WHAT THE TASK ASKS: In the court ruling excerpt on the condominium by-law, on what date did the Corporation enact By-law Number Two?

DOCUMENT EXCERPT:

By-law Number One was duly registered and became effective on August 18, 1971.

On August 19, 1971, By-law Number Two was enacted by the Corporation. It included the following provision:

The following rules and regulations shall be observed by the owners and the term owner shall include the owner or any other person occupying the unit with the owner's approval:
...
14. No animal shall be allowed upon or kept in or about the property.

Paragraph 14 is hereafter referred to as the "prohibitive paragraph".

...

In Re R. v. Napier, 1940 CanLII 106 (ON SC), [1941] O.R. 30, [1941] 1 D.L.R. 528, 75 C.C.C. 191[2], the statute authorized the passing of by-laws "For licensing, regulating and governing bill posters ...". A by-law had been passed prohibiting the distributing of bills by leaving them in or on parked motor-cars or by handing them to persons on the street. Hogg, J., concluded at p. 34 O.R., pp. 531-2 D.L.R., that:

... the prevention of such activities in connection with this trade or calling is not of such a degree that it can be said to be practically a prohibition of the entire business or trade of bill distributors. There is still left to them the large field, which seems to constitute the greater part -- or at least as great a part -- of this business, namely, of leaving bills at the residences and other buildings in the municipality.

Here the power of the Corporation is to make by-laws "governing the use of units" and "governing the use of the common elements". In this appeal, the prohibitive paragraph as to allowing animals upon or keeping them in or about the units or common elements, is only a partial prohibition of the use of the units or the common elements. It would properly fall within the power to regulate the use of the units and common elements. In my view the word "governing" in s. 10(1)(b) is broad enough to include the restriction respecting animals in the prohibitive paragraph. It would be quite different if the power in s. 10(1)(b) and (c) of the Act had been to make by-laws governing the allowing or keeping of animals on the units or the common elements. In that event the prohibitive clause would have been ultra vires of the Corporation as it would have been a prohibition rather than a regulation.

It should be pointed out that the power to make by-laws under s. 10(1)(b) and under s. 10(1)(c) is with respect to "the use" of units and the common elements, whereas s. 3(2) (c) stipulates that the declaration may contain provisions respecting "the occupation and use" of the units and common elements.

As Lord Radcliffe pointed out in Arbuckle Smith & Co., Ltd. v. Greenock Corp., [1960] 1 All E.R. 568 at p. 574:

"Use" is not a word of precise meaning, but in general it conveys the idea of enjoyment derived by the user from the corpus of the object enjoyed.

...

Paragraph 14 of By-law Number Two is, in my view, beyond the powers of the Corporation in its entirety. It is not necessary to express any view as to the validity of the remaining provisions of By-law Number Two as para. 14 is severable from the remaining provisions of the by-law.

The appeal should be allowed, the order of Pennell, J., set aside and in its place there should be an order dismissing the application brought by the applicant by its notice of motion dated August 27, 1974. The appellant should have his costs of this appeal and of the application before Pennell, J.

Appeal allowed.

[1] [2]

Niagara North Condominium Corp. No. 46 v. Chassie, 1999 CanLII 15035 (ON SC)

AVAILABLE DATA:
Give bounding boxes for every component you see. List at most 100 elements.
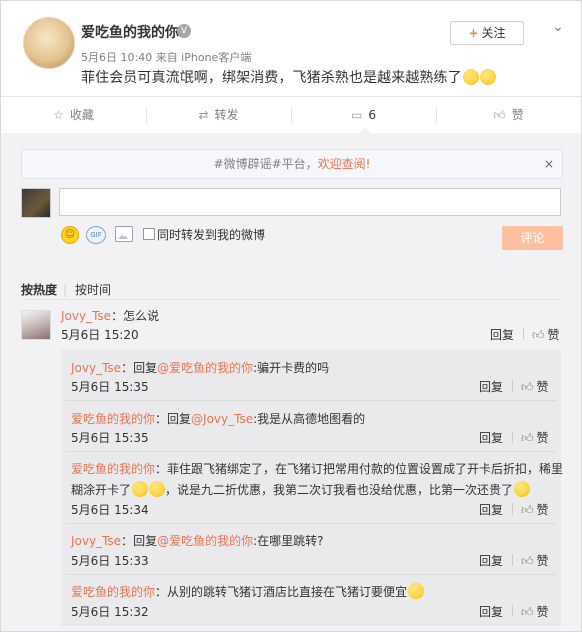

SOLVED EXERCISE: August 19, 1971.